Return a copy of every line in the records that includes the word "Contains".

──────── Dataset content ────────

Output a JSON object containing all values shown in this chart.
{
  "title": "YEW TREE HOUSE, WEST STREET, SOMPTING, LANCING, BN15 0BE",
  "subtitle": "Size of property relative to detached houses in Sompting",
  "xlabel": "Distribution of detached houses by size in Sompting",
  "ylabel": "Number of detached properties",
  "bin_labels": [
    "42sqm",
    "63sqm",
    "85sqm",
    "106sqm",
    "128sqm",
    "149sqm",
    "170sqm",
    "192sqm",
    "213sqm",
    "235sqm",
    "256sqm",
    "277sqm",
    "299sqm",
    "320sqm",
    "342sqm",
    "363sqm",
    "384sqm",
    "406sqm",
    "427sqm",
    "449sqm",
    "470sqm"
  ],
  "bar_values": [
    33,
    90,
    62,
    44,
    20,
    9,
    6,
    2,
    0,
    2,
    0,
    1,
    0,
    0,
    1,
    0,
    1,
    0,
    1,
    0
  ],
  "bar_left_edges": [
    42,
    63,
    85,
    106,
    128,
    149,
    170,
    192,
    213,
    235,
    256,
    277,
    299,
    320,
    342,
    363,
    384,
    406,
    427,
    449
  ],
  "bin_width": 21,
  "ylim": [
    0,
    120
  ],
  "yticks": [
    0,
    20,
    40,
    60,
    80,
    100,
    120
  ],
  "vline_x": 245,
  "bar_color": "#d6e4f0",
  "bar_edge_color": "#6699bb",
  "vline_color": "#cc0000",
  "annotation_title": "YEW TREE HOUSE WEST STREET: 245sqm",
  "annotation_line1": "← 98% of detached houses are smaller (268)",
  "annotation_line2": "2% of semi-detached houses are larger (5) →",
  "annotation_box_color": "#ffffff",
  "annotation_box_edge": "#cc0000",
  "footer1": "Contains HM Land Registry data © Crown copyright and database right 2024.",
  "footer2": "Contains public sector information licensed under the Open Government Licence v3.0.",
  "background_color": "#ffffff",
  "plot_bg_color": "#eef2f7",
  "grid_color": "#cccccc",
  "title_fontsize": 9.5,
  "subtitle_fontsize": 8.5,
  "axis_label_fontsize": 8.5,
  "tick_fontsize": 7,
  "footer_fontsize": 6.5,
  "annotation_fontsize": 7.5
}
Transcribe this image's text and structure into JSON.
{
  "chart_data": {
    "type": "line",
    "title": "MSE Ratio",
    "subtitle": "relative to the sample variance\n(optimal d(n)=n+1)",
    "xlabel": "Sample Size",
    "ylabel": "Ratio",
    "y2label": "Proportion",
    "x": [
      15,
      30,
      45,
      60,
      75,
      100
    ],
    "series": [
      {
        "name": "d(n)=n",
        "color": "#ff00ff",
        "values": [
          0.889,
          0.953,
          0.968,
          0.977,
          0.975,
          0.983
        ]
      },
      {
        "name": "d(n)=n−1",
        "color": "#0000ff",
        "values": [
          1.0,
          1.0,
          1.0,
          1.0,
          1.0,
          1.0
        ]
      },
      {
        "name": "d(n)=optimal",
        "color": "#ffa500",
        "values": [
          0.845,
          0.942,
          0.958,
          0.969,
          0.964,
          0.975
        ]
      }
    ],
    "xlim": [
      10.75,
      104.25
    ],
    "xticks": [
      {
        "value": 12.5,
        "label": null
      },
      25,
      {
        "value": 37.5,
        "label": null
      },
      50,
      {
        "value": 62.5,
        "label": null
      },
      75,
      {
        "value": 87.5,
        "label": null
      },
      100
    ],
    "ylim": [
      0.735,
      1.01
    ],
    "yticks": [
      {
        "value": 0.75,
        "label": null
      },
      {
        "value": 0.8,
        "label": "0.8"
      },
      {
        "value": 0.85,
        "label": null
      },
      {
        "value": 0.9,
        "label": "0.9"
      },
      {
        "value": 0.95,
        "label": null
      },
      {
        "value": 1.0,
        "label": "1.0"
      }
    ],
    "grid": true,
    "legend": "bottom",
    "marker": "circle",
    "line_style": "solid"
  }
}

────────
──────── Dataset content ────────

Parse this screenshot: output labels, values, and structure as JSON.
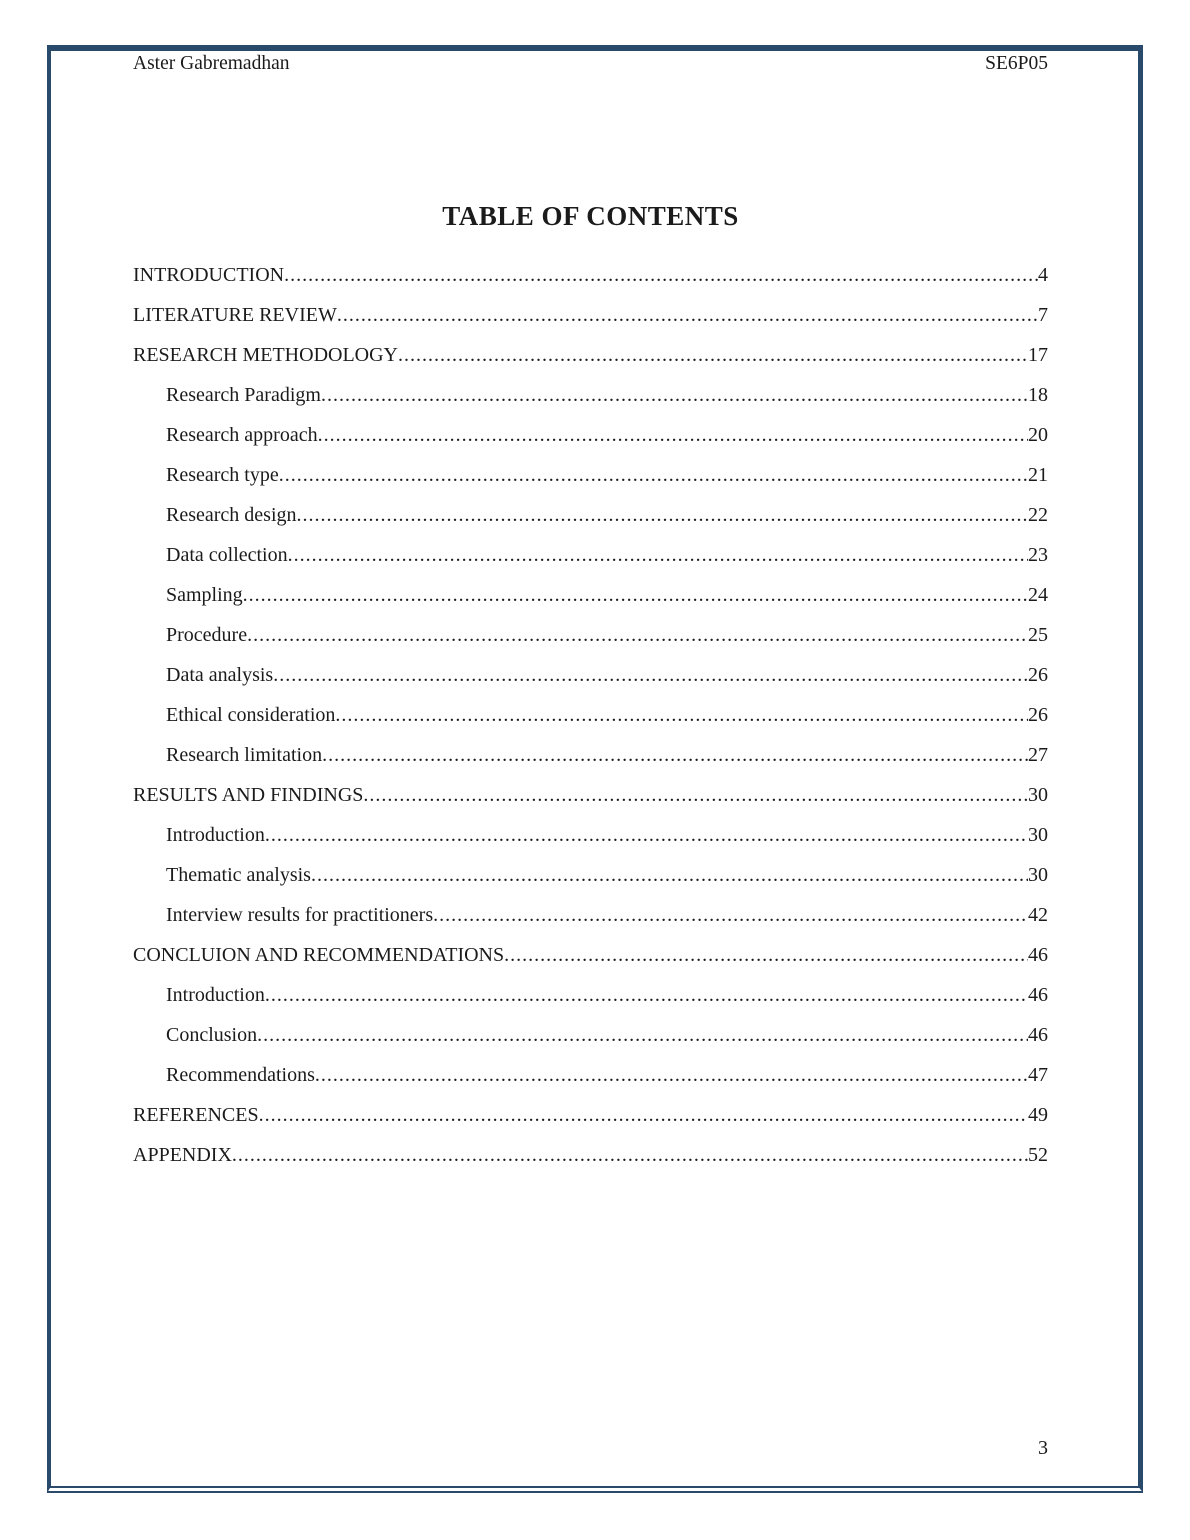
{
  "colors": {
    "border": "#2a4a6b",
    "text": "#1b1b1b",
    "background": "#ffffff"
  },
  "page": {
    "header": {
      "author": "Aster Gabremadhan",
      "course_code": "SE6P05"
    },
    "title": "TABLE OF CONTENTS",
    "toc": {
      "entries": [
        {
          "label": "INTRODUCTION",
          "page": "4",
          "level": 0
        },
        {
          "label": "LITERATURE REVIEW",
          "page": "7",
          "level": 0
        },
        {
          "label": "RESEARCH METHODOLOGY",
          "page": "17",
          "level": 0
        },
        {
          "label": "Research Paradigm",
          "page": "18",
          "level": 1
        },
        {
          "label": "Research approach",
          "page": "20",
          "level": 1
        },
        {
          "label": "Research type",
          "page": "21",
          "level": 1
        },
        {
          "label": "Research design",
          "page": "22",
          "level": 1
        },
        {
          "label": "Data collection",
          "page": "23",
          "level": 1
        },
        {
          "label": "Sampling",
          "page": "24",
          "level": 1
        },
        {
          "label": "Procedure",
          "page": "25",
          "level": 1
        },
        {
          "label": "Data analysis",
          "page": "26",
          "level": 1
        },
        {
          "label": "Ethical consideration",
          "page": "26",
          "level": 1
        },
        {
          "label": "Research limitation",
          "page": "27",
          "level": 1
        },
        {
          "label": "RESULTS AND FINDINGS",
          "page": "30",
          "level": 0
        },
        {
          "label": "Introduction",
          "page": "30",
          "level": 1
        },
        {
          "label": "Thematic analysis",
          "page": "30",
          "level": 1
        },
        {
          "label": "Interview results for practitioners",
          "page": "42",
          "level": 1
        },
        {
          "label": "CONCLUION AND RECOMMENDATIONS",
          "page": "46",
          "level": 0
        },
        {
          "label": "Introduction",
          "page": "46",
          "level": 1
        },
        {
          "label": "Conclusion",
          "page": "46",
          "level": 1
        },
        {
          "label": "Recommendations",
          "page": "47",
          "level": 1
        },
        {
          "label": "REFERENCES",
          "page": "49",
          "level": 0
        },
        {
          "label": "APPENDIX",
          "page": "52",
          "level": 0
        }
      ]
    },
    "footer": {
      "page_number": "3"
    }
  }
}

────────
──────── Dataset content ────────

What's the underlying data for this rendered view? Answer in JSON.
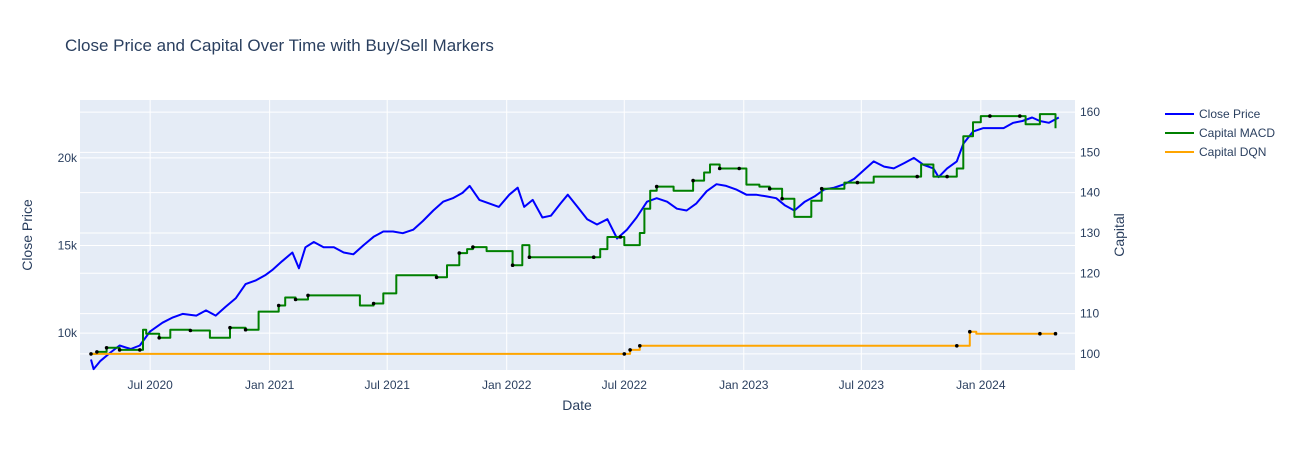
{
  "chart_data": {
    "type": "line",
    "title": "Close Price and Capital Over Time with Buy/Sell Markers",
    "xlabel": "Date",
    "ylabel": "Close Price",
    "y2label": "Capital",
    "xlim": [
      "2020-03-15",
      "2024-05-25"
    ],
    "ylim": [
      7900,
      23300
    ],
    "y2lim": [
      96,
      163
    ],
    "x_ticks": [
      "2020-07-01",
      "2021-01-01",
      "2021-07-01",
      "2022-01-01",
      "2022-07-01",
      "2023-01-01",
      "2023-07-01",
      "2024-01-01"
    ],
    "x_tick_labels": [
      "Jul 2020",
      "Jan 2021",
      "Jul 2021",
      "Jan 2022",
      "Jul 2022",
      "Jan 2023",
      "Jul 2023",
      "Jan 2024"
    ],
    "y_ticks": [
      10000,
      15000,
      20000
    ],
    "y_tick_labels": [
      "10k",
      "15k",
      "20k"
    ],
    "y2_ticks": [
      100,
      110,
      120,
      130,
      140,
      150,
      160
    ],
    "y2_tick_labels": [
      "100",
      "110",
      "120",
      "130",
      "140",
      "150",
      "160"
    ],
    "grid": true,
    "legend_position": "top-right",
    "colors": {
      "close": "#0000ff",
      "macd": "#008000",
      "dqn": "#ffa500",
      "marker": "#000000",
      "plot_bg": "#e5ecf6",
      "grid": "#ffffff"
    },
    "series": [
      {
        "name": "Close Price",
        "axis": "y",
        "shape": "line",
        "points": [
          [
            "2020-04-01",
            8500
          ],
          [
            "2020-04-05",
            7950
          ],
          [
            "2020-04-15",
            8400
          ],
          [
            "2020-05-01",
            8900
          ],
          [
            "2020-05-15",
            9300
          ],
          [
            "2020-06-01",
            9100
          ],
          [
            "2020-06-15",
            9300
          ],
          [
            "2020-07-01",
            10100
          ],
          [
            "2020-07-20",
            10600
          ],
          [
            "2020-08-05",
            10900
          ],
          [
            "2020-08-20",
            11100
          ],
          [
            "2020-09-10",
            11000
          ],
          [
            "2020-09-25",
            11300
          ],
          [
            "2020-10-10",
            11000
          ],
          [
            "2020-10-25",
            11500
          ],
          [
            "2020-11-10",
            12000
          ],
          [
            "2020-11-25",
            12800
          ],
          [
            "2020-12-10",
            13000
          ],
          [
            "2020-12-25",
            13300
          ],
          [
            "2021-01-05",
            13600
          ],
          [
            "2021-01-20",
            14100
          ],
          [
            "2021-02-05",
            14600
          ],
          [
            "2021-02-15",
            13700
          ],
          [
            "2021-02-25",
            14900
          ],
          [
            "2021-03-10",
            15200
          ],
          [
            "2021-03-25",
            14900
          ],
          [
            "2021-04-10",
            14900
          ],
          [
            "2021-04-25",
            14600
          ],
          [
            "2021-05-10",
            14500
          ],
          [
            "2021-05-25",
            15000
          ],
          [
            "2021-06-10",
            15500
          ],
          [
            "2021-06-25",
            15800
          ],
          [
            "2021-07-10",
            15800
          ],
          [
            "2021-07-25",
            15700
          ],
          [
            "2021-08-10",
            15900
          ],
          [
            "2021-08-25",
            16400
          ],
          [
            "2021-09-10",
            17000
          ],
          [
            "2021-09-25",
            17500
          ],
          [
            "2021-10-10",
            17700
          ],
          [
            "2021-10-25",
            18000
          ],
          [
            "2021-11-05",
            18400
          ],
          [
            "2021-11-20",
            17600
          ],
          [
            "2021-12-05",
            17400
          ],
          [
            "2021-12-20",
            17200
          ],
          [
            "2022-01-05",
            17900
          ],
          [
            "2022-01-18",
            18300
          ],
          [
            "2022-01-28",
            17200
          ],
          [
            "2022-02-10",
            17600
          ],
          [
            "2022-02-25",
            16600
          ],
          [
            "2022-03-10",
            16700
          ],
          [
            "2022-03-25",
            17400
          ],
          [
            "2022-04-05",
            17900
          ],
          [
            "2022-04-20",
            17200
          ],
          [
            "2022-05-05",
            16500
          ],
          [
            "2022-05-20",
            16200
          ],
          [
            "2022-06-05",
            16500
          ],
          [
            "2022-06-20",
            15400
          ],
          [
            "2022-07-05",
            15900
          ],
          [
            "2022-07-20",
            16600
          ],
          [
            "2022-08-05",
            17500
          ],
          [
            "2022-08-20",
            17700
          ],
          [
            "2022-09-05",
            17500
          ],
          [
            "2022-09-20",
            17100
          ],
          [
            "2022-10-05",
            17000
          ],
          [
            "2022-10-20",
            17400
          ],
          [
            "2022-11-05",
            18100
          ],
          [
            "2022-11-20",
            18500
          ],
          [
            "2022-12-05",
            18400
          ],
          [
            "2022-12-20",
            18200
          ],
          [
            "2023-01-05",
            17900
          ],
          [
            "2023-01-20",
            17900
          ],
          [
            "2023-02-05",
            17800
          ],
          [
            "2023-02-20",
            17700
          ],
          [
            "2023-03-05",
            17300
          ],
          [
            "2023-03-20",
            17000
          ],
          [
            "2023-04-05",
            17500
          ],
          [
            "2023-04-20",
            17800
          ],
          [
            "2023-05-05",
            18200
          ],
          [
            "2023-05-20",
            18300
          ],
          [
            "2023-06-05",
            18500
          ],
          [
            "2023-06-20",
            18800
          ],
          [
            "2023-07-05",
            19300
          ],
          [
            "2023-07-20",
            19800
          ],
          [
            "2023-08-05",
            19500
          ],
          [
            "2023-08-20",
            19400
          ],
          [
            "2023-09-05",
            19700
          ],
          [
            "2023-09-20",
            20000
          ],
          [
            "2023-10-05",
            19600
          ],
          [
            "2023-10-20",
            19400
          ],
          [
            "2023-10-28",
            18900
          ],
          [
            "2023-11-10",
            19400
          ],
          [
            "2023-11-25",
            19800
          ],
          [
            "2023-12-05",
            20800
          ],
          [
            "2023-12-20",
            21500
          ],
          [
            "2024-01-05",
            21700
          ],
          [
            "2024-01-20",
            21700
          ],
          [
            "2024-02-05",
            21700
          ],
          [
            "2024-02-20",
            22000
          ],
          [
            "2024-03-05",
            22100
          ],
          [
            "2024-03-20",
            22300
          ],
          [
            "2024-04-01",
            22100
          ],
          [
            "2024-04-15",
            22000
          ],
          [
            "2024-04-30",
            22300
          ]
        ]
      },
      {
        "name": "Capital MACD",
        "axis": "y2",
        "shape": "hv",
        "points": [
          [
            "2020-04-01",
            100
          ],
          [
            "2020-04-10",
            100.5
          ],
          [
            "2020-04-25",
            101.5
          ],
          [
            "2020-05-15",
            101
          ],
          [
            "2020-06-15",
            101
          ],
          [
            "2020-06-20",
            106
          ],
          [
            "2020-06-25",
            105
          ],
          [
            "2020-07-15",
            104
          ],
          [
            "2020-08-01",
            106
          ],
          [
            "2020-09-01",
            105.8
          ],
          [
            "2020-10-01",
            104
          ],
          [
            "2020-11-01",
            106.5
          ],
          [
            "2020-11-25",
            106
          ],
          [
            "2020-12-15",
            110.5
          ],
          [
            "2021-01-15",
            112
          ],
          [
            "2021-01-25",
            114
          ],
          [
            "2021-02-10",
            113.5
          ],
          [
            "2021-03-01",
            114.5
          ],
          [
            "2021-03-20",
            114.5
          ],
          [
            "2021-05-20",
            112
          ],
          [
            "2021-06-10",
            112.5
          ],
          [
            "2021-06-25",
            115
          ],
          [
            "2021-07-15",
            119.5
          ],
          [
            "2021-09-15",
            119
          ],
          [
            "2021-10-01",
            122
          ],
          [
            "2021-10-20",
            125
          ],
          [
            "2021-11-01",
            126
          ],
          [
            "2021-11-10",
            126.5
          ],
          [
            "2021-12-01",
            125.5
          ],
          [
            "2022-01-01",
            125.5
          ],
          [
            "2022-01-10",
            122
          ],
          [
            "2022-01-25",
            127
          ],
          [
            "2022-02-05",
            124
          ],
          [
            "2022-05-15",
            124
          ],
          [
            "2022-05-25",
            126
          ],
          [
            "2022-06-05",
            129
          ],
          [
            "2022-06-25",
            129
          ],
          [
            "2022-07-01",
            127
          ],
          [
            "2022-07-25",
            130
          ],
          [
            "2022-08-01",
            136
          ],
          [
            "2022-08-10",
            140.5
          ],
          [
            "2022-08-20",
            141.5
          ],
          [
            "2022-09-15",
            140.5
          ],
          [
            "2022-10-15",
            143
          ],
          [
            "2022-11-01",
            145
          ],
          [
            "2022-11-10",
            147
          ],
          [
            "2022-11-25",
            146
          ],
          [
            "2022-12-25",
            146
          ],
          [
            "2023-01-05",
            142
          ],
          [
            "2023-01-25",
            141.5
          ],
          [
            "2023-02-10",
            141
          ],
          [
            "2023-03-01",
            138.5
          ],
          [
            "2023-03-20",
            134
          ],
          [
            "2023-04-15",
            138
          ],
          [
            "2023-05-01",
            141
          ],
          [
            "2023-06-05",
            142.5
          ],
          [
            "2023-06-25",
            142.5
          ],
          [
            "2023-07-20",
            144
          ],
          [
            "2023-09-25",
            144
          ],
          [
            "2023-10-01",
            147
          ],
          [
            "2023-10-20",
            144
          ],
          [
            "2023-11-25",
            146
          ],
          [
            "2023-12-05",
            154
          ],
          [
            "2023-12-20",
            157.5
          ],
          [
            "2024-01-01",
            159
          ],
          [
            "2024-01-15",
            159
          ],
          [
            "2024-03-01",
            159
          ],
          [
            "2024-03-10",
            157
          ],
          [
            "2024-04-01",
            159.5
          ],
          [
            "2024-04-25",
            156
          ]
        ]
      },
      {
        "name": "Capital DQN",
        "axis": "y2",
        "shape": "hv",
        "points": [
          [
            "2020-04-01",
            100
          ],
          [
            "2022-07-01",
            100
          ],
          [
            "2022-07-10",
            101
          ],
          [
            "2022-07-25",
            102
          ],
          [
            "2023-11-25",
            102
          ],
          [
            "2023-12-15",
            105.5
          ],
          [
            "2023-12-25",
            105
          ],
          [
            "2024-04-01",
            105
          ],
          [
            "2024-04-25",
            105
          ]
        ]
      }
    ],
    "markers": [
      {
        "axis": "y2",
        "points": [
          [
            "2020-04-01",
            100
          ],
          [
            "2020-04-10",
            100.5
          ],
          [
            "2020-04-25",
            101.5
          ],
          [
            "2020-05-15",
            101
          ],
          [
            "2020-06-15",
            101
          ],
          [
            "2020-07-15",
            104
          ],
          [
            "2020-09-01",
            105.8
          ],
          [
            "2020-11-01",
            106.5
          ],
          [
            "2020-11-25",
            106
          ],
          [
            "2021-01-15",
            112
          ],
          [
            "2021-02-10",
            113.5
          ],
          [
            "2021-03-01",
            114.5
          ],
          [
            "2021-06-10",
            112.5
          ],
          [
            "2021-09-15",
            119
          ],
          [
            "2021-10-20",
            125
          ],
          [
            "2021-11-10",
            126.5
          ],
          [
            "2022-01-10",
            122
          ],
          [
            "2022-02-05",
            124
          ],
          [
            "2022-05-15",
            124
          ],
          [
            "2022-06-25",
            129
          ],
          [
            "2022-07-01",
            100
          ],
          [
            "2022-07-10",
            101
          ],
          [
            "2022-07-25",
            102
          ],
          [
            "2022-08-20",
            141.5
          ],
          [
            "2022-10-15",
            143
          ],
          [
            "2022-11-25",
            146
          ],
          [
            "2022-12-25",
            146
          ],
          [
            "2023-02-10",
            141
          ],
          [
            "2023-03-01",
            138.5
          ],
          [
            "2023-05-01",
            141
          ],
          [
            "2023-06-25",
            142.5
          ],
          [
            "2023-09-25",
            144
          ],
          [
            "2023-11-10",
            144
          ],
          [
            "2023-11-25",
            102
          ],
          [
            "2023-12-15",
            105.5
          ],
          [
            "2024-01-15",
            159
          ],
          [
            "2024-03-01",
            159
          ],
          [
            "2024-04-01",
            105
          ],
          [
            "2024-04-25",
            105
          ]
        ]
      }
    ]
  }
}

────────

Solution for this exercise:
  "footer1": "Contains HM Land Registry data © Crown copyright and database right 2024.",
  "footer2": "Contains public sector information licensed under the Open Government Licence v3.0.",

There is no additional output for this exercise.